**Short task:**
Look for the string "screenshot" and copy every line that has it.

**Provided records:**
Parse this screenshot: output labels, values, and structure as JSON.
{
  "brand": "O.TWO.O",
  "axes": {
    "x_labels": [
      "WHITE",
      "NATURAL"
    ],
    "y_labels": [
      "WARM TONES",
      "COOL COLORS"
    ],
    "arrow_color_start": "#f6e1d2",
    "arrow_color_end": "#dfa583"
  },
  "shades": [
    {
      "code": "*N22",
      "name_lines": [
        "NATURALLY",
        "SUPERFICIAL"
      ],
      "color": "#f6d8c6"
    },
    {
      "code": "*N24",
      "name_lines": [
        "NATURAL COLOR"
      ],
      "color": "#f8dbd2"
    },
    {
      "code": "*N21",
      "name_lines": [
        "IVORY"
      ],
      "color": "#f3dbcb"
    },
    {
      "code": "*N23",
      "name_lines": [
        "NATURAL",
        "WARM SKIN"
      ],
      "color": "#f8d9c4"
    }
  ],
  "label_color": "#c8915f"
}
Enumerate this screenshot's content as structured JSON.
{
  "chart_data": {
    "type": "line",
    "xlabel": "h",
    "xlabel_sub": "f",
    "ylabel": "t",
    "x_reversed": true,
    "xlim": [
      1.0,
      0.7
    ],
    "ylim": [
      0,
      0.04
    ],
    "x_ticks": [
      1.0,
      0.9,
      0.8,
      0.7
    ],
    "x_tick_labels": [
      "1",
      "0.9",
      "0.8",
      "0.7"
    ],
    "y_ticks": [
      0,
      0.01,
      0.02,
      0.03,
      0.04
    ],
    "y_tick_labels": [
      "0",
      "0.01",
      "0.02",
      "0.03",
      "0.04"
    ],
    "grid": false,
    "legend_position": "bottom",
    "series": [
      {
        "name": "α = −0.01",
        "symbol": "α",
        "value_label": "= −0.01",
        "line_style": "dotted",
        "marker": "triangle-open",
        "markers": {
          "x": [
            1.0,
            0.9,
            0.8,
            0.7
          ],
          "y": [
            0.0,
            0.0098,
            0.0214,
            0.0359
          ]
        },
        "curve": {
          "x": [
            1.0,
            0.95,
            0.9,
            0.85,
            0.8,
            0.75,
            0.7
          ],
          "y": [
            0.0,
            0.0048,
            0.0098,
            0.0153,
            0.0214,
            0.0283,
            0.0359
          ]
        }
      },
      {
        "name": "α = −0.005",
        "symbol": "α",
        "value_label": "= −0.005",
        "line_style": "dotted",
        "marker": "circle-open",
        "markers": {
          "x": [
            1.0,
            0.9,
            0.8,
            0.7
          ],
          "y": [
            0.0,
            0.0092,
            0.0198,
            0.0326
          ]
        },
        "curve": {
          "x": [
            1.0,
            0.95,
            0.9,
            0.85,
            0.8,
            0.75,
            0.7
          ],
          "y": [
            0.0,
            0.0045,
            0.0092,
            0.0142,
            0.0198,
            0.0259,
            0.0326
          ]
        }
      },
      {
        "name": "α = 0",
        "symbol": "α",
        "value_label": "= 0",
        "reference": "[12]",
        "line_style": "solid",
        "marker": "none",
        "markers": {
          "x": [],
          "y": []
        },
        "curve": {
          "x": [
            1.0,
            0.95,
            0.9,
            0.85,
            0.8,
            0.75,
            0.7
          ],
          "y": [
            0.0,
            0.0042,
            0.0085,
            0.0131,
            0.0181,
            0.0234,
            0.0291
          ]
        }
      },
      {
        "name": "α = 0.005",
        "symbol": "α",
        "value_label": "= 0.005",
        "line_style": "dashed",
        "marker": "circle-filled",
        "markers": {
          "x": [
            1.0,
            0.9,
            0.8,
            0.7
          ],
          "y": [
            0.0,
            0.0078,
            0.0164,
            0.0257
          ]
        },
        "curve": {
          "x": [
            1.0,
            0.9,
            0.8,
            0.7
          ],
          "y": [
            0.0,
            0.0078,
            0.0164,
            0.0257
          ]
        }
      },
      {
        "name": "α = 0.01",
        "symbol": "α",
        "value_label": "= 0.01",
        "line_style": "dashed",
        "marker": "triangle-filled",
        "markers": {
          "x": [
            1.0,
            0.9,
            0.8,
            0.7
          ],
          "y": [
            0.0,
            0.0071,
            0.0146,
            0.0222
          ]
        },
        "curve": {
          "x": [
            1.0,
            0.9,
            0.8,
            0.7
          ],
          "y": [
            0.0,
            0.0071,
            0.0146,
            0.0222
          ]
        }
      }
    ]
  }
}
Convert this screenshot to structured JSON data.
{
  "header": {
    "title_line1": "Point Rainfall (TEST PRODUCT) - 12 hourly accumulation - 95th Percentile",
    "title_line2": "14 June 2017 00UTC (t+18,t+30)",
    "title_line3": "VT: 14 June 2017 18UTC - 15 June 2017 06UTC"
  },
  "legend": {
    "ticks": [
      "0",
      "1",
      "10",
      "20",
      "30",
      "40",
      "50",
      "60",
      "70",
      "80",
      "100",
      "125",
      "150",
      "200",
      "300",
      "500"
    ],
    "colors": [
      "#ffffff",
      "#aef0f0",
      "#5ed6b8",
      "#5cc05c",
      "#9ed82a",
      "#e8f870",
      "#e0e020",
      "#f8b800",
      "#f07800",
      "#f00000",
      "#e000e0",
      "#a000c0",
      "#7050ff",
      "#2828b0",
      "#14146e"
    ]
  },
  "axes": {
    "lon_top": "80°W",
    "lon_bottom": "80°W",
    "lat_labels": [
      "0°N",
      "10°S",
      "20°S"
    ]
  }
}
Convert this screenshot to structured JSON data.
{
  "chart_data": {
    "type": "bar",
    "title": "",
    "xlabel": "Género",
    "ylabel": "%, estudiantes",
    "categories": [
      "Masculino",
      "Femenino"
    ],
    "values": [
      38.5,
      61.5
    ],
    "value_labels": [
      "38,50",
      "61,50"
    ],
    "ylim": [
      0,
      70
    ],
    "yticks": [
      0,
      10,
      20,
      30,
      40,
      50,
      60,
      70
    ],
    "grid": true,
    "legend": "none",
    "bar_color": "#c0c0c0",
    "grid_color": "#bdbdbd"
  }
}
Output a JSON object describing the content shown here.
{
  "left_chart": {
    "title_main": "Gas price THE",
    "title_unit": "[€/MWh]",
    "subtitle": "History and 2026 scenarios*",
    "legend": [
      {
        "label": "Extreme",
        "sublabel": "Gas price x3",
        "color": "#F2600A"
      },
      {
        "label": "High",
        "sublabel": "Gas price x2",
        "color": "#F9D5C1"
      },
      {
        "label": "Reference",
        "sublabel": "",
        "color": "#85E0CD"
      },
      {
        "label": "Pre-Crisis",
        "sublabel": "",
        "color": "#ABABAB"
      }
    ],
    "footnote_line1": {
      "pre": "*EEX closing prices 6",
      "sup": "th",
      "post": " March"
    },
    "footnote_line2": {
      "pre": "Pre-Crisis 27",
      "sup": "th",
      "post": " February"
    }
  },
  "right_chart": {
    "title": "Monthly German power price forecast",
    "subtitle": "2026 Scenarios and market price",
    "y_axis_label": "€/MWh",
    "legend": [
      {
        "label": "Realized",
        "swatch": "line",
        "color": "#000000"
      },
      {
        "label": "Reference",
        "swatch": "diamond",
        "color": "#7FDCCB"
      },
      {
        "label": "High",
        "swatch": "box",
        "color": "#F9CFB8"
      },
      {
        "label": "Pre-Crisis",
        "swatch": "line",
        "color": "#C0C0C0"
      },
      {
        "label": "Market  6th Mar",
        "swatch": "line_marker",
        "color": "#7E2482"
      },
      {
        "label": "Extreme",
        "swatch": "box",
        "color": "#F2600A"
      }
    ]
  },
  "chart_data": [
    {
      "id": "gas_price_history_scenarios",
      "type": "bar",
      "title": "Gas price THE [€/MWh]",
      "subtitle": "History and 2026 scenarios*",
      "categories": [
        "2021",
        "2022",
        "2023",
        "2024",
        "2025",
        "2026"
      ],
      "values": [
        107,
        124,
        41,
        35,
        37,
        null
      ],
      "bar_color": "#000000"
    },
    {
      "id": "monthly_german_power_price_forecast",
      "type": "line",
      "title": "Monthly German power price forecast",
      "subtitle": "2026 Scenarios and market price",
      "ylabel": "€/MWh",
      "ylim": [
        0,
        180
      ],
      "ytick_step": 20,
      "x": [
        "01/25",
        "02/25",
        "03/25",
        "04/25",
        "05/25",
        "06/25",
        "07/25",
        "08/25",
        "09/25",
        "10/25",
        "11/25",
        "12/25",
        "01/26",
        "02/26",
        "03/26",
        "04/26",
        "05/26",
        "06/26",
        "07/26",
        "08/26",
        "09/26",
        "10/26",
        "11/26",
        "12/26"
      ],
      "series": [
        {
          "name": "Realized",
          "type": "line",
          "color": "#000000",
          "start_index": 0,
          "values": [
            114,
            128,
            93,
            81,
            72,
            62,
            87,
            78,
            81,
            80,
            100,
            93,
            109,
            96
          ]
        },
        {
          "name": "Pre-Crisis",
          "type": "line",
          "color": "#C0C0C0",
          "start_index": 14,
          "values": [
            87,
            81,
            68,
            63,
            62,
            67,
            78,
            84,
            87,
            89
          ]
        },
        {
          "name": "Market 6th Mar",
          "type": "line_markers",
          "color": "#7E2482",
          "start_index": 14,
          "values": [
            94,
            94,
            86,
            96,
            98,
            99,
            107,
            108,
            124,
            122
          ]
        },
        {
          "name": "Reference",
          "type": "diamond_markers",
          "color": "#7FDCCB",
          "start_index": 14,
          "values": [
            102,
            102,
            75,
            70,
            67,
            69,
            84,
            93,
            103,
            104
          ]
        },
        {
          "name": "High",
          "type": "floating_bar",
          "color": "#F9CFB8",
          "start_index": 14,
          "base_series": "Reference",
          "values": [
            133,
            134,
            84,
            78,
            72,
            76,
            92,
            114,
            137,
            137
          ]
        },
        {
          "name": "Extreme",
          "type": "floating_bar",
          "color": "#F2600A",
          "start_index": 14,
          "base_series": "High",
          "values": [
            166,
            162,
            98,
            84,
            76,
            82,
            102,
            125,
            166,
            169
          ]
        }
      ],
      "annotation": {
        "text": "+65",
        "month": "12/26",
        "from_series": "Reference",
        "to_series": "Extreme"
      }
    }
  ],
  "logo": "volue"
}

**Solution:**
Parse this screenshot: output labels, values, and structure as JSON.
Enumerate this screenshot's content as structured JSON.
Convert this screenshot to structured JSON data.
Convert this screenshot to structured JSON data.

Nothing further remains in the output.